## START

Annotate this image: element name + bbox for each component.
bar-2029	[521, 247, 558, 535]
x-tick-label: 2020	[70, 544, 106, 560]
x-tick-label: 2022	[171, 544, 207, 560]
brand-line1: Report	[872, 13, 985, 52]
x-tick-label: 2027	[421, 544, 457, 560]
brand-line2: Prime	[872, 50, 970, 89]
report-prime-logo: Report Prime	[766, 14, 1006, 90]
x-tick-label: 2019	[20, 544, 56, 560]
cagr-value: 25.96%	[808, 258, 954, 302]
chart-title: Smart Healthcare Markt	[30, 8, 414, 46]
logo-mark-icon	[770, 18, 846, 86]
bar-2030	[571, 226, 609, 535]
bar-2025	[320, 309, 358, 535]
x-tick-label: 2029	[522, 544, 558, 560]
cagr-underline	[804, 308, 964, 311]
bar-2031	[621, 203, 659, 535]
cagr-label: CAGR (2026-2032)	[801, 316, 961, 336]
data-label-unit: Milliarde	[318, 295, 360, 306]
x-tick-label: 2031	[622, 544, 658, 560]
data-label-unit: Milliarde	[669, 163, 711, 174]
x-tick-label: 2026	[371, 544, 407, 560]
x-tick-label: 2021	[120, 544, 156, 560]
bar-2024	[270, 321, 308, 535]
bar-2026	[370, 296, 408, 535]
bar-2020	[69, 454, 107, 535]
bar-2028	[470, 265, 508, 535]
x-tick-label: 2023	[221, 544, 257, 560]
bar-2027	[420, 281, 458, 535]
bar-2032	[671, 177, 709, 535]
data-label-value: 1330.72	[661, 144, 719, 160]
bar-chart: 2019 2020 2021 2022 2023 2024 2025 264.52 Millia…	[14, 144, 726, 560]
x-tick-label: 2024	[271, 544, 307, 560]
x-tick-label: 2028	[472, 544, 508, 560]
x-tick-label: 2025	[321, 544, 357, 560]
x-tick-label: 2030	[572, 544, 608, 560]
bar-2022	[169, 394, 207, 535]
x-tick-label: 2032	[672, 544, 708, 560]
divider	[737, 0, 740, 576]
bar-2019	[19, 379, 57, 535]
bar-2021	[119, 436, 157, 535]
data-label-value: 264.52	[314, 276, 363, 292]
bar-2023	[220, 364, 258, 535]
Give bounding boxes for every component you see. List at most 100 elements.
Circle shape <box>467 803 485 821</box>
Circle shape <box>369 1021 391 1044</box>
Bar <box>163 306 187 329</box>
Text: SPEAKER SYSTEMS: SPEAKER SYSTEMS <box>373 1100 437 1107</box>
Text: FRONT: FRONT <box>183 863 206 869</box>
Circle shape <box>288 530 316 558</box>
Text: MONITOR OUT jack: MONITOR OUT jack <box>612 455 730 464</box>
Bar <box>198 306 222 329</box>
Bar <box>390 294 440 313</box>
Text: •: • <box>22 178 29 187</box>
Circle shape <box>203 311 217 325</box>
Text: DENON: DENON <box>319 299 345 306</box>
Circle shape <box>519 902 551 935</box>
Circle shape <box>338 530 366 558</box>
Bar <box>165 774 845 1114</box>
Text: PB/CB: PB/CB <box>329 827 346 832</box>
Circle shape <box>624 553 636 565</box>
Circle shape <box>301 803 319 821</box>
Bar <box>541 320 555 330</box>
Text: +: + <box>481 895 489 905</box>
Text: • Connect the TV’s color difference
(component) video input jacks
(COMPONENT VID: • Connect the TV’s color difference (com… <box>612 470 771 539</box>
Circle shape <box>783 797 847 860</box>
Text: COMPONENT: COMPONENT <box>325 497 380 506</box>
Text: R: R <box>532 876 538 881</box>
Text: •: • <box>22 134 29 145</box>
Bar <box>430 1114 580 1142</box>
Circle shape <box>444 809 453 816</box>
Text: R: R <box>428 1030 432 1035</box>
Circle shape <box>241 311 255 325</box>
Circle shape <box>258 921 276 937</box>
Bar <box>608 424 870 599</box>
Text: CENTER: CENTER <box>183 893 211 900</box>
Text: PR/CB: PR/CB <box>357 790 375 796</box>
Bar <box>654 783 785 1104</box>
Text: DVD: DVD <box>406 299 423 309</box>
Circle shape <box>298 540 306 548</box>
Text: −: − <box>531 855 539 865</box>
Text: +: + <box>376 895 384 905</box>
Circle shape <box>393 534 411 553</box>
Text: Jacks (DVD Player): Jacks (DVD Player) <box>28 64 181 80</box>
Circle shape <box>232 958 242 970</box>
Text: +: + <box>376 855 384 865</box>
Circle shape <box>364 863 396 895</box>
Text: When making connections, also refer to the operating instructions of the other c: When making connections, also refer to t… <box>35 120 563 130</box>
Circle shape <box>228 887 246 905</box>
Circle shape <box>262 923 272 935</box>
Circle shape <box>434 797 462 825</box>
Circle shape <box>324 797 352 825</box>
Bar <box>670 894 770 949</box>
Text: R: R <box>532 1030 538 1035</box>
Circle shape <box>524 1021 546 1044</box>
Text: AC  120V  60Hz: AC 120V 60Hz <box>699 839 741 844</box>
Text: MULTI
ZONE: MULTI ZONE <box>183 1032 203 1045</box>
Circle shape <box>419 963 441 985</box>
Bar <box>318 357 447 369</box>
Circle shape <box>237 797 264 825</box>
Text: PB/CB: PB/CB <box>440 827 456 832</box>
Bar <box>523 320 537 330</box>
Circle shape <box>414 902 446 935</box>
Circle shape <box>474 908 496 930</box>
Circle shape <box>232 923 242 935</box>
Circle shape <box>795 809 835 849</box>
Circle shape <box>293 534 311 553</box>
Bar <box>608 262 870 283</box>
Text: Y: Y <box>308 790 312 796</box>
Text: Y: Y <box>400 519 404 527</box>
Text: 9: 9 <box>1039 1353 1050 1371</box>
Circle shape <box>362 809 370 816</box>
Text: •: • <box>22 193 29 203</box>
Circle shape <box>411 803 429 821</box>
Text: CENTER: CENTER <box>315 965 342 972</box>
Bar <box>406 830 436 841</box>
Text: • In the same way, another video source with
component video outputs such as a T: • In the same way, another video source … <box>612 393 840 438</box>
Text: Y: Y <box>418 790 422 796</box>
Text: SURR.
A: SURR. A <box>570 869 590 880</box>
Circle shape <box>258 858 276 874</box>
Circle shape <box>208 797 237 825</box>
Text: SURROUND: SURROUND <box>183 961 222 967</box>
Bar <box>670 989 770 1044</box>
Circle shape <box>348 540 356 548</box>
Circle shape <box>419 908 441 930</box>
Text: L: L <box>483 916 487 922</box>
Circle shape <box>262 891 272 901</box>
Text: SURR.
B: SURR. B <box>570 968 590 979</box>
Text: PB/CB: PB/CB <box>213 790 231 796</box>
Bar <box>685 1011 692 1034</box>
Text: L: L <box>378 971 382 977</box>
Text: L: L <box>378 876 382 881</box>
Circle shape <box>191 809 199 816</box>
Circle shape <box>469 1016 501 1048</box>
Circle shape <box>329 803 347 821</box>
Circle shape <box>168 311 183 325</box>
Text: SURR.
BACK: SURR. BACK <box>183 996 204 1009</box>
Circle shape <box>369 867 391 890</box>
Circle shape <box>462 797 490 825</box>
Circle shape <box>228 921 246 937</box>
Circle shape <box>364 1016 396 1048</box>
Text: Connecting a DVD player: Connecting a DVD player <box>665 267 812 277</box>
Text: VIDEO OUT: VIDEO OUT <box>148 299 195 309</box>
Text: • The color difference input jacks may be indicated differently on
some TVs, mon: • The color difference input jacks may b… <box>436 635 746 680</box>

## END

> _OBJECTIVE_: Reproduce all of the records, line for line, without changing anything.

> _FINISHED ANSWER_:
Annotate this image: element name + bbox for each component.
bar-2029	[521, 247, 558, 535]
x-tick-label: 2020	[70, 544, 106, 560]
x-tick-label: 2022	[171, 544, 207, 560]
brand-line1: Report	[872, 13, 985, 52]
x-tick-label: 2027	[421, 544, 457, 560]
brand-line2: Prime	[872, 50, 970, 89]
report-prime-logo: Report Prime	[766, 14, 1006, 90]
x-tick-label: 2019	[20, 544, 56, 560]
cagr-value: 25.96%	[808, 258, 954, 302]
chart-title: Smart Healthcare Markt	[30, 8, 414, 46]
logo-mark-icon	[770, 18, 846, 86]
bar-2030	[571, 226, 609, 535]
bar-2025	[320, 309, 358, 535]
x-tick-label: 2029	[522, 544, 558, 560]
cagr-underline	[804, 308, 964, 311]
bar-2031	[621, 203, 659, 535]
cagr-label: CAGR (2026-2032)	[801, 316, 961, 336]
data-label-unit: Milliarde	[318, 295, 360, 306]
x-tick-label: 2031	[622, 544, 658, 560]
data-label-unit: Milliarde	[669, 163, 711, 174]
x-tick-label: 2026	[371, 544, 407, 560]
x-tick-label: 2021	[120, 544, 156, 560]
bar-2024	[270, 321, 308, 535]
bar-2026	[370, 296, 408, 535]
bar-2020	[69, 454, 107, 535]
bar-2028	[470, 265, 508, 535]
x-tick-label: 2023	[221, 544, 257, 560]
bar-2027	[420, 281, 458, 535]
bar-2032	[671, 177, 709, 535]
data-label-value: 1330.72	[661, 144, 719, 160]
bar-chart: 2019 2020 2021 2022 2023 2024 2025 264.52 Millia…	[14, 144, 726, 560]
x-tick-label: 2024	[271, 544, 307, 560]
x-tick-label: 2028	[472, 544, 508, 560]
x-tick-label: 2025	[321, 544, 357, 560]
x-tick-label: 2030	[572, 544, 608, 560]
bar-2022	[169, 394, 207, 535]
x-tick-label: 2032	[672, 544, 708, 560]
divider	[737, 0, 740, 576]
bar-2019	[19, 379, 57, 535]
bar-2021	[119, 436, 157, 535]
data-label-value: 264.52	[314, 276, 363, 292]
bar-2023	[220, 364, 258, 535]
Give bounding boxes for every component you see. List at most 100 elements.
Circle shape <box>467 803 485 821</box>
Circle shape <box>369 1021 391 1044</box>
Bar <box>163 306 187 329</box>
Text: SPEAKER SYSTEMS: SPEAKER SYSTEMS <box>373 1100 437 1107</box>
Text: FRONT: FRONT <box>183 863 206 869</box>
Circle shape <box>288 530 316 558</box>
Text: MONITOR OUT jack: MONITOR OUT jack <box>612 455 730 464</box>
Bar <box>198 306 222 329</box>
Bar <box>390 294 440 313</box>
Text: •: • <box>22 178 29 187</box>
Circle shape <box>203 311 217 325</box>
Text: DENON: DENON <box>319 299 345 306</box>
Circle shape <box>519 902 551 935</box>
Circle shape <box>338 530 366 558</box>
Bar <box>165 774 845 1114</box>
Text: PB/CB: PB/CB <box>329 827 346 832</box>
Circle shape <box>624 553 636 565</box>
Circle shape <box>301 803 319 821</box>
Bar <box>541 320 555 330</box>
Text: +: + <box>481 895 489 905</box>
Text: • Connect the TV’s color difference
(component) video input jacks
(COMPONENT VID: • Connect the TV’s color difference (com… <box>612 470 771 539</box>
Circle shape <box>783 797 847 860</box>
Text: COMPONENT: COMPONENT <box>325 497 380 506</box>
Text: R: R <box>532 876 538 881</box>
Text: •: • <box>22 134 29 145</box>
Bar <box>430 1114 580 1142</box>
Circle shape <box>444 809 453 816</box>
Text: R: R <box>428 1030 432 1035</box>
Circle shape <box>241 311 255 325</box>
Circle shape <box>258 921 276 937</box>
Bar <box>608 424 870 599</box>
Text: CENTER: CENTER <box>183 893 211 900</box>
Text: PR/CB: PR/CB <box>357 790 375 796</box>
Bar <box>654 783 785 1104</box>
Text: DVD: DVD <box>406 299 423 309</box>
Circle shape <box>298 540 306 548</box>
Text: −: − <box>531 855 539 865</box>
Text: +: + <box>376 895 384 905</box>
Circle shape <box>393 534 411 553</box>
Text: Jacks (DVD Player): Jacks (DVD Player) <box>28 64 181 80</box>
Circle shape <box>232 958 242 970</box>
Text: +: + <box>376 855 384 865</box>
Circle shape <box>364 863 396 895</box>
Text: When making connections, also refer to the operating instructions of the other c: When making connections, also refer to t… <box>35 120 563 130</box>
Circle shape <box>228 887 246 905</box>
Circle shape <box>262 923 272 935</box>
Circle shape <box>434 797 462 825</box>
Circle shape <box>324 797 352 825</box>
Bar <box>670 894 770 949</box>
Text: R: R <box>532 1030 538 1035</box>
Circle shape <box>524 1021 546 1044</box>
Text: AC  120V  60Hz: AC 120V 60Hz <box>699 839 741 844</box>
Text: MULTI
ZONE: MULTI ZONE <box>183 1032 203 1045</box>
Circle shape <box>419 963 441 985</box>
Bar <box>318 357 447 369</box>
Circle shape <box>237 797 264 825</box>
Text: PB/CB: PB/CB <box>440 827 456 832</box>
Bar <box>523 320 537 330</box>
Circle shape <box>414 902 446 935</box>
Circle shape <box>474 908 496 930</box>
Circle shape <box>232 923 242 935</box>
Circle shape <box>795 809 835 849</box>
Circle shape <box>293 534 311 553</box>
Bar <box>608 262 870 283</box>
Text: Y: Y <box>308 790 312 796</box>
Text: Y: Y <box>400 519 404 527</box>
Text: 9: 9 <box>1039 1353 1050 1371</box>
Circle shape <box>362 809 370 816</box>
Text: •: • <box>22 193 29 203</box>
Circle shape <box>411 803 429 821</box>
Text: CENTER: CENTER <box>315 965 342 972</box>
Bar <box>406 830 436 841</box>
Text: • In the same way, another video source with
component video outputs such as a T: • In the same way, another video source … <box>612 393 840 438</box>
Text: Y: Y <box>418 790 422 796</box>
Text: SURR.
A: SURR. A <box>570 869 590 880</box>
Circle shape <box>258 858 276 874</box>
Circle shape <box>208 797 237 825</box>
Text: SURROUND: SURROUND <box>183 961 222 967</box>
Bar <box>670 989 770 1044</box>
Circle shape <box>348 540 356 548</box>
Circle shape <box>419 908 441 930</box>
Text: L: L <box>483 916 487 922</box>
Circle shape <box>262 891 272 901</box>
Text: SURR.
B: SURR. B <box>570 968 590 979</box>
Text: PB/CB: PB/CB <box>213 790 231 796</box>
Bar <box>685 1011 692 1034</box>
Text: L: L <box>378 971 382 977</box>
Text: L: L <box>378 876 382 881</box>
Circle shape <box>191 809 199 816</box>
Circle shape <box>469 1016 501 1048</box>
Circle shape <box>329 803 347 821</box>
Circle shape <box>168 311 183 325</box>
Text: SURR.
BACK: SURR. BACK <box>183 996 204 1009</box>
Circle shape <box>369 867 391 890</box>
Circle shape <box>462 797 490 825</box>
Circle shape <box>228 921 246 937</box>
Circle shape <box>364 1016 396 1048</box>
Text: Connecting a DVD player: Connecting a DVD player <box>665 267 812 277</box>
Text: VIDEO OUT: VIDEO OUT <box>148 299 195 309</box>
Text: • The color difference input jacks may be indicated differently on
some TVs, mon: • The color difference input jacks may b… <box>436 635 746 680</box>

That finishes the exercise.